Data entries for graphics:
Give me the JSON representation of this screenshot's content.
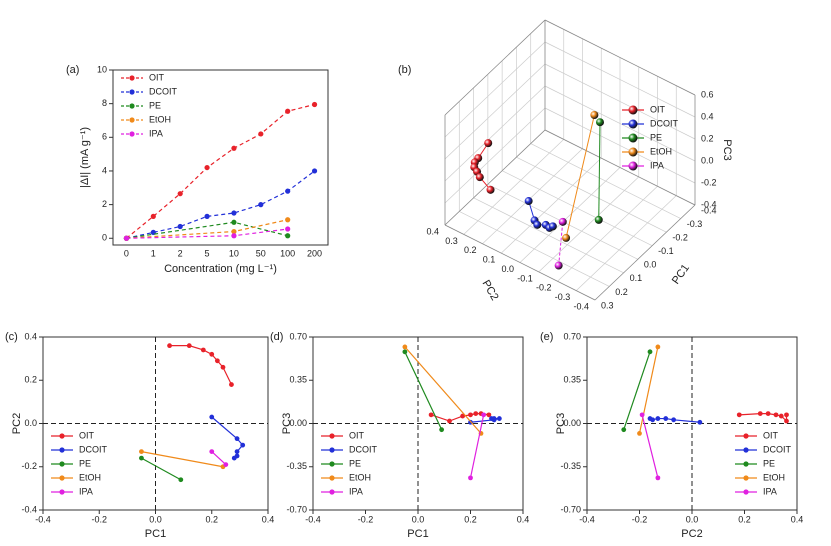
{
  "chart_data": [
    {
      "type": "line",
      "label": "(a)",
      "xlabel": "Concentration (mg L⁻¹)",
      "ylabel": "|ΔI| (mA g⁻¹)",
      "categories": [
        "0",
        "1",
        "2",
        "5",
        "10",
        "50",
        "100",
        "200"
      ],
      "ylim": [
        -0.4,
        10
      ],
      "yticks": [
        0,
        2,
        4,
        6,
        8,
        10
      ],
      "line_style": "dashed",
      "legend": "top-left",
      "series": [
        {
          "name": "OIT",
          "color": "#e8222a",
          "values": [
            0,
            1.3,
            2.65,
            4.2,
            5.35,
            6.2,
            7.55,
            7.95
          ]
        },
        {
          "name": "DCOIT",
          "color": "#2230d8",
          "values": [
            0,
            0.35,
            0.7,
            1.3,
            1.5,
            2.0,
            2.8,
            4.0
          ]
        },
        {
          "name": "PE",
          "color": "#1f8a1f",
          "x": [
            "0",
            "10",
            "100"
          ],
          "values": [
            0,
            0.95,
            0.15
          ]
        },
        {
          "name": "EtOH",
          "color": "#f08a1a",
          "x": [
            "0",
            "10",
            "100"
          ],
          "values": [
            0,
            0.4,
            1.1
          ]
        },
        {
          "name": "IPA",
          "color": "#e020e0",
          "x": [
            "0",
            "10",
            "100"
          ],
          "values": [
            0,
            0.15,
            0.55
          ]
        }
      ]
    },
    {
      "type": "scatter3d",
      "label": "(b)",
      "xlabel": "PC1",
      "ylabel": "PC2",
      "zlabel": "PC3",
      "xlim": [
        -0.4,
        0.3
      ],
      "ylim": [
        -0.4,
        0.4
      ],
      "zlim": [
        -0.4,
        0.6
      ],
      "xticks": [
        -0.4,
        -0.3,
        -0.2,
        -0.1,
        {
          "value": 0,
          "label": "0.0"
        },
        0.1,
        0.2,
        0.3
      ],
      "yticks": [
        -0.4,
        -0.3,
        -0.2,
        -0.1,
        {
          "value": 0,
          "label": "0.0"
        },
        0.1,
        0.2,
        0.3,
        0.4
      ],
      "zticks": [
        -0.4,
        -0.2,
        {
          "value": 0,
          "label": "0.0"
        },
        0.2,
        0.4,
        0.6
      ],
      "legend": "top-right",
      "series": [
        {
          "name": "OIT",
          "color": "#e8222a",
          "x": [
            0.05,
            0.12,
            0.17,
            0.2,
            0.22,
            0.24,
            0.27
          ],
          "y": [
            0.36,
            0.36,
            0.34,
            0.32,
            0.29,
            0.26,
            0.18
          ],
          "z": [
            0.07,
            0.02,
            0.06,
            0.07,
            0.08,
            0.08,
            0.07
          ]
        },
        {
          "name": "DCOIT",
          "color": "#2230d8",
          "x": [
            0.2,
            0.29,
            0.31,
            0.29,
            0.29,
            0.28
          ],
          "y": [
            0.03,
            -0.07,
            -0.1,
            -0.13,
            -0.15,
            -0.16
          ],
          "z": [
            0.01,
            0.03,
            0.04,
            0.04,
            0.03,
            0.04
          ]
        },
        {
          "name": "PE",
          "color": "#1f8a1f",
          "x": [
            -0.05,
            0.09
          ],
          "y": [
            -0.16,
            -0.26
          ],
          "z": [
            0.58,
            -0.05
          ]
        },
        {
          "name": "EtOH",
          "color": "#f08a1a",
          "x": [
            -0.05,
            0.24
          ],
          "y": [
            -0.13,
            -0.2
          ],
          "z": [
            0.62,
            -0.08
          ]
        },
        {
          "name": "IPA",
          "color": "#e020e0",
          "x": [
            0.2,
            0.25
          ],
          "y": [
            -0.13,
            -0.19
          ],
          "z": [
            -0.44,
            0.07
          ]
        }
      ]
    },
    {
      "type": "scatter",
      "label": "(c)",
      "xlabel": "PC1",
      "ylabel": "PC2",
      "xlim": [
        -0.4,
        0.4
      ],
      "ylim": [
        -0.4,
        0.4
      ],
      "xticks": [
        -0.4,
        -0.2,
        {
          "value": 0,
          "label": "0.0"
        },
        0.2,
        0.4
      ],
      "yticks": [
        -0.4,
        -0.2,
        {
          "value": 0,
          "label": "0.0"
        },
        0.2,
        0.4
      ],
      "zero_lines": true,
      "legend": "bottom-left",
      "series": [
        {
          "name": "OIT",
          "color": "#e8222a",
          "x": [
            0.05,
            0.12,
            0.17,
            0.2,
            0.22,
            0.24,
            0.27
          ],
          "y": [
            0.36,
            0.36,
            0.34,
            0.32,
            0.29,
            0.26,
            0.18
          ]
        },
        {
          "name": "DCOIT",
          "color": "#2230d8",
          "x": [
            0.2,
            0.29,
            0.31,
            0.29,
            0.29,
            0.28
          ],
          "y": [
            0.03,
            -0.07,
            -0.1,
            -0.13,
            -0.15,
            -0.16
          ]
        },
        {
          "name": "PE",
          "color": "#1f8a1f",
          "x": [
            -0.05,
            0.09
          ],
          "y": [
            -0.16,
            -0.26
          ]
        },
        {
          "name": "EtOH",
          "color": "#f08a1a",
          "x": [
            -0.05,
            0.24
          ],
          "y": [
            -0.13,
            -0.2
          ]
        },
        {
          "name": "IPA",
          "color": "#e020e0",
          "x": [
            0.2,
            0.25
          ],
          "y": [
            -0.13,
            -0.19
          ]
        }
      ]
    },
    {
      "type": "scatter",
      "label": "(d)",
      "xlabel": "PC1",
      "ylabel": "PC3",
      "xlim": [
        -0.4,
        0.4
      ],
      "ylim": [
        -0.7,
        0.7
      ],
      "xticks": [
        -0.4,
        -0.2,
        {
          "value": 0,
          "label": "0.0"
        },
        0.2,
        0.4
      ],
      "yticks": [
        {
          "value": -0.7,
          "label": "-0.70"
        },
        {
          "value": -0.35,
          "label": "-0.35"
        },
        {
          "value": 0,
          "label": "0.00"
        },
        {
          "value": 0.35,
          "label": "0.35"
        },
        {
          "value": 0.7,
          "label": "0.70"
        }
      ],
      "zero_lines": true,
      "legend": "bottom-left",
      "series": [
        {
          "name": "OIT",
          "color": "#e8222a",
          "x": [
            0.05,
            0.12,
            0.17,
            0.2,
            0.22,
            0.24,
            0.27
          ],
          "y": [
            0.07,
            0.02,
            0.06,
            0.07,
            0.08,
            0.08,
            0.07
          ]
        },
        {
          "name": "DCOIT",
          "color": "#2230d8",
          "x": [
            0.2,
            0.29,
            0.31,
            0.29,
            0.29,
            0.28
          ],
          "y": [
            0.01,
            0.03,
            0.04,
            0.04,
            0.03,
            0.04
          ]
        },
        {
          "name": "PE",
          "color": "#1f8a1f",
          "x": [
            -0.05,
            0.09
          ],
          "y": [
            0.58,
            -0.05
          ]
        },
        {
          "name": "EtOH",
          "color": "#f08a1a",
          "x": [
            -0.05,
            0.24
          ],
          "y": [
            0.62,
            -0.08
          ]
        },
        {
          "name": "IPA",
          "color": "#e020e0",
          "x": [
            0.2,
            0.25
          ],
          "y": [
            -0.44,
            0.07
          ]
        }
      ]
    },
    {
      "type": "scatter",
      "label": "(e)",
      "xlabel": "PC2",
      "ylabel": "PC3",
      "xlim": [
        -0.4,
        0.4
      ],
      "ylim": [
        -0.7,
        0.7
      ],
      "xticks": [
        -0.4,
        -0.2,
        {
          "value": 0,
          "label": "0.0"
        },
        0.2,
        0.4
      ],
      "yticks": [
        {
          "value": -0.7,
          "label": "-0.70"
        },
        {
          "value": -0.35,
          "label": "-0.35"
        },
        {
          "value": 0,
          "label": "0.00"
        },
        {
          "value": 0.35,
          "label": "0.35"
        },
        {
          "value": 0.7,
          "label": "0.70"
        }
      ],
      "zero_lines": true,
      "legend": "bottom-right",
      "series": [
        {
          "name": "OIT",
          "color": "#e8222a",
          "x": [
            0.36,
            0.36,
            0.34,
            0.32,
            0.29,
            0.26,
            0.18
          ],
          "y": [
            0.07,
            0.02,
            0.06,
            0.07,
            0.08,
            0.08,
            0.07
          ]
        },
        {
          "name": "DCOIT",
          "color": "#2230d8",
          "x": [
            0.03,
            -0.07,
            -0.1,
            -0.13,
            -0.15,
            -0.16
          ],
          "y": [
            0.01,
            0.03,
            0.04,
            0.04,
            0.03,
            0.04
          ]
        },
        {
          "name": "PE",
          "color": "#1f8a1f",
          "x": [
            -0.16,
            -0.26
          ],
          "y": [
            0.58,
            -0.05
          ]
        },
        {
          "name": "EtOH",
          "color": "#f08a1a",
          "x": [
            -0.13,
            -0.2
          ],
          "y": [
            0.62,
            -0.08
          ]
        },
        {
          "name": "IPA",
          "color": "#e020e0",
          "x": [
            -0.13,
            -0.19
          ],
          "y": [
            -0.44,
            0.07
          ]
        }
      ]
    }
  ]
}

GOAL OF THE EXERCISE - Pull out every line of the entries that includes the word "right".

RESULT OF THIS EXERCISE -
      "legend": "top-right",
      "legend": "bottom-right",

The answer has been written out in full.